> [EXERCISE OBJECTIVE]: Reproduce each of the rows below character for character, omitting the pictures.

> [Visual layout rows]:
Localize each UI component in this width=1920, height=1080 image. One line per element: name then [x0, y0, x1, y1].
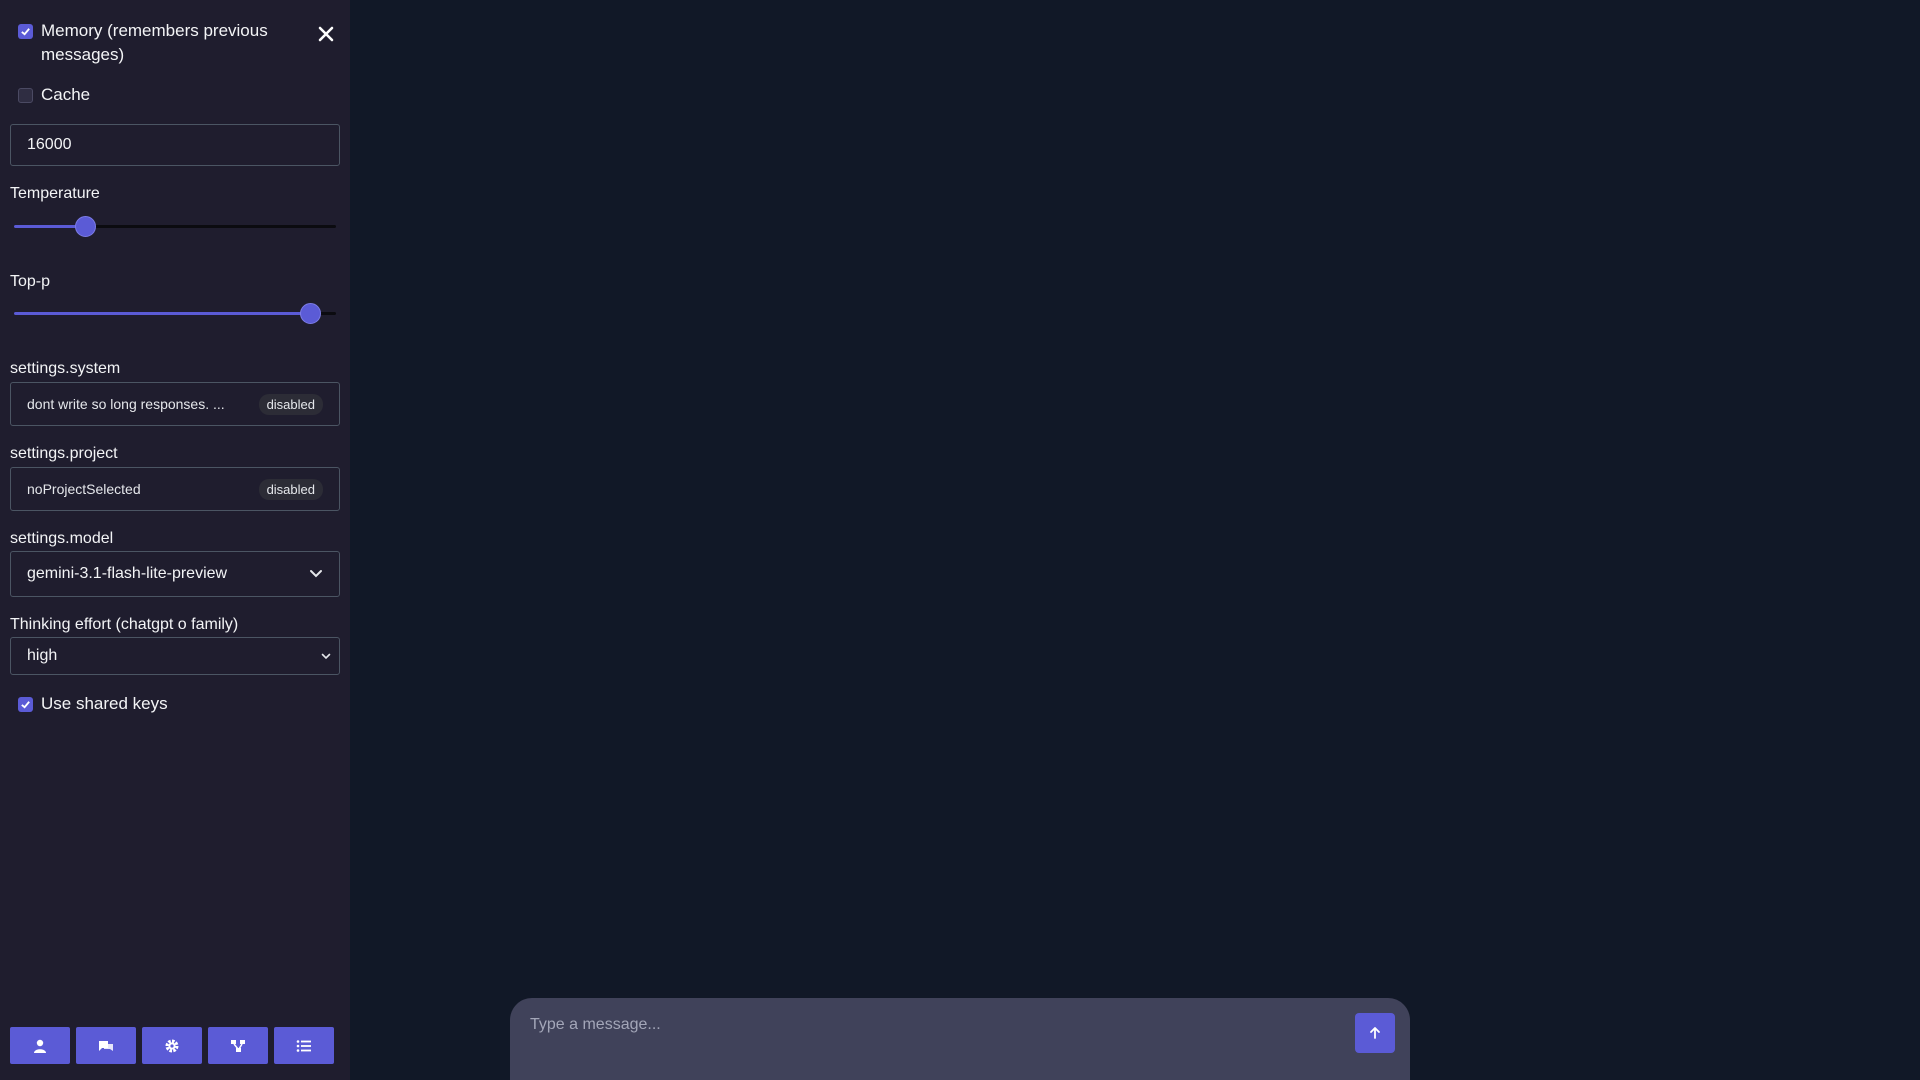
cache-label: Cache [41, 85, 91, 104]
project-status-badge: disabled [258, 478, 323, 500]
model-label: settings.model [10, 530, 114, 547]
check-icon [21, 28, 30, 36]
memory-toggle[interactable]: Memory (remembers previous messages) [18, 19, 298, 67]
shared-keys-toggle[interactable]: Use shared keys [18, 692, 168, 716]
close-sidebar-button[interactable] [312, 20, 340, 48]
gear-icon [165, 1039, 179, 1052]
top-p-label: Top-p [10, 273, 51, 290]
temperature-slider-thumb[interactable] [74, 216, 96, 237]
project-value: noProjectSelected [27, 481, 141, 497]
thinking-effort-value: high [27, 647, 58, 664]
chevron-down-icon [310, 570, 322, 578]
close-icon [318, 26, 334, 42]
system-prompt-field[interactable]: dont write so long responses. ... disabl… [10, 382, 340, 426]
project-label: settings.project [10, 445, 118, 462]
shared-keys-label: Use shared keys [41, 694, 168, 713]
temperature-slider[interactable] [14, 216, 336, 237]
message-input[interactable] [530, 1012, 1330, 1038]
top-p-slider-thumb[interactable] [300, 303, 322, 324]
shared-keys-checkbox[interactable] [18, 697, 33, 712]
chat-main-area [350, 0, 1920, 1080]
temperature-label: Temperature [10, 185, 100, 202]
memory-checkbox[interactable] [18, 24, 33, 39]
nav-settings-button[interactable] [142, 1027, 202, 1064]
model-select[interactable]: gemini-3.1-flash-lite-preview [10, 551, 340, 597]
nav-share-button[interactable] [208, 1027, 268, 1064]
nav-chat-history-button[interactable] [76, 1027, 136, 1064]
list-icon [296, 1039, 311, 1052]
nav-list-button[interactable] [274, 1027, 334, 1064]
cache-checkbox[interactable] [18, 88, 33, 103]
thinking-effort-label: Thinking effort (chatgpt o family) [10, 616, 239, 633]
system-prompt-value: dont write so long responses. ... [27, 396, 225, 412]
max-tokens-input[interactable] [10, 124, 340, 166]
project-field[interactable]: noProjectSelected disabled [10, 467, 340, 511]
arrow-up-icon [1370, 1027, 1380, 1039]
settings-sidebar: Memory (remembers previous messages) Cac… [0, 0, 350, 1080]
model-selected-value: gemini-3.1-flash-lite-preview [27, 565, 228, 582]
chevron-down-icon [321, 653, 331, 659]
user-icon [34, 1039, 46, 1053]
check-icon [21, 701, 30, 709]
memory-label: Memory (remembers previous messages) [41, 21, 268, 64]
chat-history-icon [99, 1040, 113, 1051]
cache-toggle[interactable]: Cache [18, 83, 90, 107]
system-label: settings.system [10, 360, 121, 377]
thinking-effort-select[interactable]: high [10, 637, 340, 675]
system-status-badge: disabled [258, 393, 323, 415]
share-nodes-icon [231, 1039, 245, 1052]
send-button[interactable] [1355, 1013, 1395, 1053]
top-p-slider[interactable] [14, 303, 336, 324]
nav-user-button[interactable] [10, 1027, 70, 1064]
bottom-nav [10, 1027, 334, 1064]
message-composer [510, 998, 1410, 1080]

> [CORRECT RESPONSE]:
Localize each UI component in this width=1920, height=1080 image. One line per element: name then [x0, y0, x1, y1].
cache-label: Cache [41, 85, 91, 104]
project-status-badge: disabled [258, 478, 323, 500]
model-label: settings.model [10, 530, 114, 547]
check-icon [21, 28, 30, 36]
memory-toggle[interactable]: Memory (remembers previous messages) [18, 19, 298, 67]
shared-keys-toggle[interactable]: Use shared keys [18, 692, 168, 716]
close-sidebar-button[interactable] [312, 20, 340, 48]
gear-icon [165, 1039, 179, 1052]
top-p-label: Top-p [10, 273, 51, 290]
temperature-slider-thumb[interactable] [74, 216, 96, 237]
project-value: noProjectSelected [27, 481, 141, 497]
thinking-effort-value: high [27, 647, 58, 664]
chevron-down-icon [310, 570, 322, 578]
close-icon [318, 26, 334, 42]
system-prompt-field[interactable]: dont write so long responses. ... disabl… [10, 382, 340, 426]
project-label: settings.project [10, 445, 118, 462]
shared-keys-label: Use shared keys [41, 694, 168, 713]
temperature-slider[interactable] [14, 216, 336, 237]
message-input[interactable] [530, 1012, 1330, 1038]
top-p-slider-thumb[interactable] [300, 303, 322, 324]
shared-keys-checkbox[interactable] [18, 697, 33, 712]
chat-main-area [350, 0, 1920, 1080]
temperature-label: Temperature [10, 185, 100, 202]
memory-checkbox[interactable] [18, 24, 33, 39]
nav-settings-button[interactable] [142, 1027, 202, 1064]
model-select[interactable]: gemini-3.1-flash-lite-preview [10, 551, 340, 597]
nav-share-button[interactable] [208, 1027, 268, 1064]
nav-chat-history-button[interactable] [76, 1027, 136, 1064]
list-icon [296, 1039, 311, 1052]
nav-list-button[interactable] [274, 1027, 334, 1064]
cache-checkbox[interactable] [18, 88, 33, 103]
thinking-effort-label: Thinking effort (chatgpt o family) [10, 616, 239, 633]
system-prompt-value: dont write so long responses. ... [27, 396, 225, 412]
max-tokens-input[interactable] [10, 124, 340, 166]
project-field[interactable]: noProjectSelected disabled [10, 467, 340, 511]
arrow-up-icon [1370, 1027, 1380, 1039]
settings-sidebar: Memory (remembers previous messages) Cac… [0, 0, 350, 1080]
model-selected-value: gemini-3.1-flash-lite-preview [27, 565, 228, 582]
chevron-down-icon [321, 653, 331, 659]
user-icon [34, 1039, 46, 1053]
check-icon [21, 701, 30, 709]
memory-label: Memory (remembers previous messages) [41, 21, 268, 64]
chat-history-icon [99, 1040, 113, 1051]
cache-toggle[interactable]: Cache [18, 83, 90, 107]
system-label: settings.system [10, 360, 121, 377]
thinking-effort-select[interactable]: high [10, 637, 340, 675]
system-status-badge: disabled [258, 393, 323, 415]
share-nodes-icon [231, 1039, 245, 1052]
send-button[interactable] [1355, 1013, 1395, 1053]
top-p-slider[interactable] [14, 303, 336, 324]
nav-user-button[interactable] [10, 1027, 70, 1064]
bottom-nav [10, 1027, 334, 1064]
message-composer [510, 998, 1410, 1080]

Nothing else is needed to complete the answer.